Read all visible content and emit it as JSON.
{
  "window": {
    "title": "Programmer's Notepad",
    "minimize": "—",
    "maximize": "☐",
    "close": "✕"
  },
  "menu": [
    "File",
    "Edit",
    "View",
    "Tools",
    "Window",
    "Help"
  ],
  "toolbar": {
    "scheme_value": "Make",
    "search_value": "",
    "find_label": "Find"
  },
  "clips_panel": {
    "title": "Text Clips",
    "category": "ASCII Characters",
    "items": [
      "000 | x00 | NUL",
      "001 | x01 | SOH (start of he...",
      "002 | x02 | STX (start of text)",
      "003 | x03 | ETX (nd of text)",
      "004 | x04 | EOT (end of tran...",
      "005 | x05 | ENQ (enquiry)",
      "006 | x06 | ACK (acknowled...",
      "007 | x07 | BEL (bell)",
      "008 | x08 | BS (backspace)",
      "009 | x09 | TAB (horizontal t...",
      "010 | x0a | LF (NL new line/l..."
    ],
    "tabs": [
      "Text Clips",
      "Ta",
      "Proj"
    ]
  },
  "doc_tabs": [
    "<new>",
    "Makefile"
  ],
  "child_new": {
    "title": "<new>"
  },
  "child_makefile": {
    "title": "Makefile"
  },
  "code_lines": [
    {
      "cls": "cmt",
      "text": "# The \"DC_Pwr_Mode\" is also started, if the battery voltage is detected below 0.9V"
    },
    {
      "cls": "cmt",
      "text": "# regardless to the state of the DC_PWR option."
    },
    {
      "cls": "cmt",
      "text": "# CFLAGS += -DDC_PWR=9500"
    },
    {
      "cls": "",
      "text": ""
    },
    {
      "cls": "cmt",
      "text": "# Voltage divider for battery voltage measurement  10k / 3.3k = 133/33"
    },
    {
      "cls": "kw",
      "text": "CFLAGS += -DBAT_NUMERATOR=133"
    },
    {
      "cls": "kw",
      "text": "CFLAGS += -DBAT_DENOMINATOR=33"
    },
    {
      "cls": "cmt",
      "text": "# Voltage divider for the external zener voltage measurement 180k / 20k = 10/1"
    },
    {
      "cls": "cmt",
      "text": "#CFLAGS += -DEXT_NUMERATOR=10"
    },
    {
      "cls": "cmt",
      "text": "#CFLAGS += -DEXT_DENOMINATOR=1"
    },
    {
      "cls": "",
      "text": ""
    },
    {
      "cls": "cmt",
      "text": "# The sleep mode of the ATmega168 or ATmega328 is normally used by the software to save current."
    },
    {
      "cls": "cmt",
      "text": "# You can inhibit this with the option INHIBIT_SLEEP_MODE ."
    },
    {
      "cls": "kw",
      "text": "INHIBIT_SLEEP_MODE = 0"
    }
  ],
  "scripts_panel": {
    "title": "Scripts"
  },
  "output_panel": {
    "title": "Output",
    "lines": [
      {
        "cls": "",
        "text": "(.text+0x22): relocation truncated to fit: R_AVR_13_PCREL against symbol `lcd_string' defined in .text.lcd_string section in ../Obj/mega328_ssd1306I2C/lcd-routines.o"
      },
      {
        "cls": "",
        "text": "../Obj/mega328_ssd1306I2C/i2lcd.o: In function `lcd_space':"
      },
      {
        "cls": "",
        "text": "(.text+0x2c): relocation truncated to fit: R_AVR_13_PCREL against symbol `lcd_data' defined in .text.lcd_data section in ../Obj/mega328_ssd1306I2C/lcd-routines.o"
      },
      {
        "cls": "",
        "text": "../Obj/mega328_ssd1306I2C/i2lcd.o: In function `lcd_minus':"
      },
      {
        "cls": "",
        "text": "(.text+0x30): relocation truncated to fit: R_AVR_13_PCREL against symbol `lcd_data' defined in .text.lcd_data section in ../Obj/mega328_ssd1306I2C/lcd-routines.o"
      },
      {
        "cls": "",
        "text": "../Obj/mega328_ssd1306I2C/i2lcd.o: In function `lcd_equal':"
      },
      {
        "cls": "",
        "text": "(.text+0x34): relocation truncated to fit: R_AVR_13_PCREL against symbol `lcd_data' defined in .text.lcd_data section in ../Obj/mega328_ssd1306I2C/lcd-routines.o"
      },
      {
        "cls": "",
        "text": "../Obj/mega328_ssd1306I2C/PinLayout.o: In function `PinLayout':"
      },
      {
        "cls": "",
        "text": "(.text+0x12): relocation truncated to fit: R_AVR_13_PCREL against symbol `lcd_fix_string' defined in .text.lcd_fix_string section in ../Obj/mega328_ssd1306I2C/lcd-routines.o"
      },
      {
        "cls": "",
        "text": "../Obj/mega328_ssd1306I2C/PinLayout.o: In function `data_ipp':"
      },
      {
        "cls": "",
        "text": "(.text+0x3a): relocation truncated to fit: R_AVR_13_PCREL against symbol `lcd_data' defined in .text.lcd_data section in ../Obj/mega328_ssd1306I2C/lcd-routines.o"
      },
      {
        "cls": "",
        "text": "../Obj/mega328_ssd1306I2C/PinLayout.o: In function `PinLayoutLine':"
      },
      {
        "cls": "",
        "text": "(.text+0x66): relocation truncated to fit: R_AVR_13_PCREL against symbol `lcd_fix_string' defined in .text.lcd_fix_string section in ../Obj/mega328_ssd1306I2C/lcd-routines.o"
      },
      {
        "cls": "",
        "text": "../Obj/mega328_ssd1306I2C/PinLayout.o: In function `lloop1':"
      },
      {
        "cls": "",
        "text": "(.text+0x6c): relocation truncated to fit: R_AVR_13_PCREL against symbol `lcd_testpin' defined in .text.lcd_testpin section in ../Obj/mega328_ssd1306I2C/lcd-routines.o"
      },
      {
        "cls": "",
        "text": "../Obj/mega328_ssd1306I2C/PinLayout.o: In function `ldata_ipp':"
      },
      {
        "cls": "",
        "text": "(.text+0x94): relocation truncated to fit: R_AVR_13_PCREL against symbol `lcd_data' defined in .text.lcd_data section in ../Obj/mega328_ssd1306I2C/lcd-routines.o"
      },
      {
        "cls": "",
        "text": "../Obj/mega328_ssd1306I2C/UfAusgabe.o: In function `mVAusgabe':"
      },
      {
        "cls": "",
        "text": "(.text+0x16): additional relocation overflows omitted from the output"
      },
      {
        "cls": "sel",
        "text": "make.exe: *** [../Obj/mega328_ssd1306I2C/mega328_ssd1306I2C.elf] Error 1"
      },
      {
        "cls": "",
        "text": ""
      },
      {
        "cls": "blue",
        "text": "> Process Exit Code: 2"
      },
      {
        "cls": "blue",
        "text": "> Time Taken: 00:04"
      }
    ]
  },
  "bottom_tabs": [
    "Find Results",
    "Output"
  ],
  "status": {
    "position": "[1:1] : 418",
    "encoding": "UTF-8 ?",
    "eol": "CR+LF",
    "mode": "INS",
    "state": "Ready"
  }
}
☆ ☆ ☆ ☆ ☆ ☆ ☆
Task directions »
Go over the data above and copy every line that has the word "PinLayout" in it.

Result of the exercise »
        "text": "../Obj/mega328_ssd1306I2C/PinLayout.o: In function `PinLayout':"
        "text": "../Obj/mega328_ssd1306I2C/PinLayout.o: In function `data_ipp':"
        "text": "../Obj/mega328_ssd1306I2C/PinLayout.o: In function `PinLayoutLine':"
        "text": "../Obj/mega328_ssd1306I2C/PinLayout.o: In function `lloop1':"
        "text": "../Obj/mega328_ssd1306I2C/PinLayout.o: In function `ldata_ipp':"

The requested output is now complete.